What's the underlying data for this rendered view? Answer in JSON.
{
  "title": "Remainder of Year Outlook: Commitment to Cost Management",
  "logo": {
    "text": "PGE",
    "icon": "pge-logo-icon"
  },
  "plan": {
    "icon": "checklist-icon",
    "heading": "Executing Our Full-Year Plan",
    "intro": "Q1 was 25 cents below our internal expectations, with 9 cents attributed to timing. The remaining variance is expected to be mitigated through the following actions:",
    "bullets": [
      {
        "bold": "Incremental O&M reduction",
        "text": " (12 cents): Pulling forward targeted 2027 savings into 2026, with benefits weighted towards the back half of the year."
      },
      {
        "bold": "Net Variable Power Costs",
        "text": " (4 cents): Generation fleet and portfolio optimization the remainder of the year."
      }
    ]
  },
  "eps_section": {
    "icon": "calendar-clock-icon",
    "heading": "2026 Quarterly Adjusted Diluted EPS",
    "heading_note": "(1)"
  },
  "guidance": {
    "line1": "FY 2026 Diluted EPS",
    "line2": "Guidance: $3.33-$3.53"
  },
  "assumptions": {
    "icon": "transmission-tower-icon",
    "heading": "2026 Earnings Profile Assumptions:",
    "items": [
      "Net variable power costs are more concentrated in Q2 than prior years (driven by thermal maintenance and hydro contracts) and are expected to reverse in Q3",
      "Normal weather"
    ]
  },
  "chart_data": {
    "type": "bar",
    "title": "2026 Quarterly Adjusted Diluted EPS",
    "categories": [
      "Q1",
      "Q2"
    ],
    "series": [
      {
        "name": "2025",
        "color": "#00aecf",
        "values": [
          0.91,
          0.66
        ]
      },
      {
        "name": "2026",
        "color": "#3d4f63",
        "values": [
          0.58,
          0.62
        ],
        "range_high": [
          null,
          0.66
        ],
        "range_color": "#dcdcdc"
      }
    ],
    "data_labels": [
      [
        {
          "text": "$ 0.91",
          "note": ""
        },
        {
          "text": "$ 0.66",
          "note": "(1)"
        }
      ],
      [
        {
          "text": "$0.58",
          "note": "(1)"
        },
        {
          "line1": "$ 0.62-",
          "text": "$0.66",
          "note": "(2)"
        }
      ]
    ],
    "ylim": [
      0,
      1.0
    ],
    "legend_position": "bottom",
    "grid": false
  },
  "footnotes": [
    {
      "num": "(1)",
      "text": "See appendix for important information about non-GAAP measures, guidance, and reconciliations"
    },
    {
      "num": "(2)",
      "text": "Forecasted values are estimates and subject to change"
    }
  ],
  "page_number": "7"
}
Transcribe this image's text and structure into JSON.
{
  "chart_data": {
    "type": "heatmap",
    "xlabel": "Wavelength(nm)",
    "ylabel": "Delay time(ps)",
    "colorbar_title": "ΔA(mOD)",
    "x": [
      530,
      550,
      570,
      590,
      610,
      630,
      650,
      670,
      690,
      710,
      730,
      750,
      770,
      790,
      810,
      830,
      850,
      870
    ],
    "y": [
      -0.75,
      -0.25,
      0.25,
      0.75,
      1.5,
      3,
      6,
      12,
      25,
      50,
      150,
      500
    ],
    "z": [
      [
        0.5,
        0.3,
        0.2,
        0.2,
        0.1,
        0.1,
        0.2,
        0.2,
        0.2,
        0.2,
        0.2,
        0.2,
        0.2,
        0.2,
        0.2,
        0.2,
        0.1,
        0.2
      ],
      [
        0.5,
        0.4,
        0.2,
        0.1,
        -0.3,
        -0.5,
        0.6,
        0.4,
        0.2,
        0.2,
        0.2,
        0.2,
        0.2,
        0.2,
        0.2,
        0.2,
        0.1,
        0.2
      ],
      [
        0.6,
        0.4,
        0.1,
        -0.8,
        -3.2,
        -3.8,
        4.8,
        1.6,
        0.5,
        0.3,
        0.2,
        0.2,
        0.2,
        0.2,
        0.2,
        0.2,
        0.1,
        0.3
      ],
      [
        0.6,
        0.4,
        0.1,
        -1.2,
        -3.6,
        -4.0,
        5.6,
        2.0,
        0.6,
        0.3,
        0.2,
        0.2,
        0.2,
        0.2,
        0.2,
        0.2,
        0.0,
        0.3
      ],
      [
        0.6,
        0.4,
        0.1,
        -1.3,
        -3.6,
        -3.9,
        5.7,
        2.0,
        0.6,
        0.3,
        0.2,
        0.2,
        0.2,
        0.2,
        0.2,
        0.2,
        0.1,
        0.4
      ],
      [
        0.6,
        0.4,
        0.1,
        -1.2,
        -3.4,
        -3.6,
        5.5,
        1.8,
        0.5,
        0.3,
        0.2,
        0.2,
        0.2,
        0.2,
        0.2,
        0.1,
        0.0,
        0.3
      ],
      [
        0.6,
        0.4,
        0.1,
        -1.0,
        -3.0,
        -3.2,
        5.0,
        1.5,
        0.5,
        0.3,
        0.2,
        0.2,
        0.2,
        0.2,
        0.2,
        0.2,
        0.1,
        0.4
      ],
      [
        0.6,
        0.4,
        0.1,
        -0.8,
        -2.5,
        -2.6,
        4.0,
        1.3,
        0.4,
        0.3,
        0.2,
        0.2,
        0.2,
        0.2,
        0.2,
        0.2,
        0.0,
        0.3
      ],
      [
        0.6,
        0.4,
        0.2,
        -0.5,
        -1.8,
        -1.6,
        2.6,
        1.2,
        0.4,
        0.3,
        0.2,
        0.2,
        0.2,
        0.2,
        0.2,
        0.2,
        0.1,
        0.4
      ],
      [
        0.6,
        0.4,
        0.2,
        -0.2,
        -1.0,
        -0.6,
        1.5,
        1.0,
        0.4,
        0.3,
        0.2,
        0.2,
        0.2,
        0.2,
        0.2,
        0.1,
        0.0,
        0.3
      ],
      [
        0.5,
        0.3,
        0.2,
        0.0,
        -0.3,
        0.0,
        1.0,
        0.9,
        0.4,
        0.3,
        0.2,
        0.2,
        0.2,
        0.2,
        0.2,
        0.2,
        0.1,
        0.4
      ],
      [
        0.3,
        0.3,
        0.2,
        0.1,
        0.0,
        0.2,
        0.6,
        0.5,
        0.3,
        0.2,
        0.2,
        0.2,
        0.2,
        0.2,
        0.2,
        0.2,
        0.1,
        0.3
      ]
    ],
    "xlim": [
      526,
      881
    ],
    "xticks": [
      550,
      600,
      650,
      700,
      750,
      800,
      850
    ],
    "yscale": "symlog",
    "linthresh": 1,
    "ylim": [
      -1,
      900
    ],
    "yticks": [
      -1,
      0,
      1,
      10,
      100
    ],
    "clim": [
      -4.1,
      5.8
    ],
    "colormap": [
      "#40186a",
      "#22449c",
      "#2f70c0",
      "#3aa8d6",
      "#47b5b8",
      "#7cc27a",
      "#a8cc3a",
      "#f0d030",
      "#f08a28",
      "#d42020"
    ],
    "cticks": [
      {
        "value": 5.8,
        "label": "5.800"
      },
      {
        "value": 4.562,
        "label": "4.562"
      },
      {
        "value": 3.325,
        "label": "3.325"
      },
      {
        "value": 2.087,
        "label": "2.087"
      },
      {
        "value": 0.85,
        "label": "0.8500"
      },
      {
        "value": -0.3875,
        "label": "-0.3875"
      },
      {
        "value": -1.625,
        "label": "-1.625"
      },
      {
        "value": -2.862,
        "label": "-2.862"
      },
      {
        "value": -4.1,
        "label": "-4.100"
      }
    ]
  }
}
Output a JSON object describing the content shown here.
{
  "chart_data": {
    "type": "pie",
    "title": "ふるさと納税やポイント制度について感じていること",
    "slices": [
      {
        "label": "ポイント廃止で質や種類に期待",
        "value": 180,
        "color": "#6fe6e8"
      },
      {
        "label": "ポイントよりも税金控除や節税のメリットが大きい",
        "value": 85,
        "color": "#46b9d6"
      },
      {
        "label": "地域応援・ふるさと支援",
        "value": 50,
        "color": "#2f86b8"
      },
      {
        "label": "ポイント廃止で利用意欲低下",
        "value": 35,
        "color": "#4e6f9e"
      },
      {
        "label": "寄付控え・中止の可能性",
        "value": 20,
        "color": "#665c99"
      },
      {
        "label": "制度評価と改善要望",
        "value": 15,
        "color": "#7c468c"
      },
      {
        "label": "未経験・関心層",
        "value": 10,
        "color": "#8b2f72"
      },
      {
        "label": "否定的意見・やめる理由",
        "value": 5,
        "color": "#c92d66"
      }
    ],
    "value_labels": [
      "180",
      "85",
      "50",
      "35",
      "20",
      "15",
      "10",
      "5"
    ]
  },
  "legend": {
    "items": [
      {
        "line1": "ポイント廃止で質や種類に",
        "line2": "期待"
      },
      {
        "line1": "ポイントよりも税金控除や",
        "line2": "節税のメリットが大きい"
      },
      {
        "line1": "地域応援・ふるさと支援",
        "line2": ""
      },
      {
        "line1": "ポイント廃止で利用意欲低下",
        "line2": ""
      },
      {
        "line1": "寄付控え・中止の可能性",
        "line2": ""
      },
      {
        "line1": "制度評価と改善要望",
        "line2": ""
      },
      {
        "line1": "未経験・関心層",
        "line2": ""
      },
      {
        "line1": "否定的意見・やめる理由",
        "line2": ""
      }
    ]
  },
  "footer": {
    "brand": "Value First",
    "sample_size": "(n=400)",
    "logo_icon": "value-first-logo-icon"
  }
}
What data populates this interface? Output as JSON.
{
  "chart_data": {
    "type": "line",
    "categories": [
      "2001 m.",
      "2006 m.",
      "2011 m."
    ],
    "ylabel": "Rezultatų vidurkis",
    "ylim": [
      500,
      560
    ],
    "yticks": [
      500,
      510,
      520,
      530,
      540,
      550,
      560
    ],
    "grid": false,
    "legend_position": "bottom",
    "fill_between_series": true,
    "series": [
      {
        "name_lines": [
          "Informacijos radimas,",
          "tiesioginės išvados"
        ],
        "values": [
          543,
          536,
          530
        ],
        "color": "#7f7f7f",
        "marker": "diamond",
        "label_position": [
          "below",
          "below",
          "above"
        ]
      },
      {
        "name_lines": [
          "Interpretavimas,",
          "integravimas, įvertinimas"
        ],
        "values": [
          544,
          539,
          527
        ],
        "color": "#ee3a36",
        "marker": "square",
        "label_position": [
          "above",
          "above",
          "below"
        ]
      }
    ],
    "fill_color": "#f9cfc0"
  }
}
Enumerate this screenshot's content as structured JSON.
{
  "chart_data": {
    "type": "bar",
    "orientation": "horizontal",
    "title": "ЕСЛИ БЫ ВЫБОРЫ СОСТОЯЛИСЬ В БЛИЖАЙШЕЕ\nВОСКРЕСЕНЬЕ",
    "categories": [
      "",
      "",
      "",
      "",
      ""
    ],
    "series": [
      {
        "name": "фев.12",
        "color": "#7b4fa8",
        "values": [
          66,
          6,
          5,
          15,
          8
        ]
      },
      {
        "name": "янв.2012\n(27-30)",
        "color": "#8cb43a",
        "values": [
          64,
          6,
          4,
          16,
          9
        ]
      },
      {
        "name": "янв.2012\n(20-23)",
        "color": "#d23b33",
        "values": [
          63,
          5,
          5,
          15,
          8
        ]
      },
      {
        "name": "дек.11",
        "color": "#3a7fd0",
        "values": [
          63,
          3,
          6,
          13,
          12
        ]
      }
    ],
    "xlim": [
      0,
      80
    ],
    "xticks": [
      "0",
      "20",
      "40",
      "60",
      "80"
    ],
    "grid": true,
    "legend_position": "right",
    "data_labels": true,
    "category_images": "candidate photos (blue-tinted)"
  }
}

» **SET EXERCISE**: Take every line above carrying "中止の可能性" and return it.

» **RESULT**:
        "label": "寄付控え・中止の可能性",
        "line1": "寄付控え・中止の可能性",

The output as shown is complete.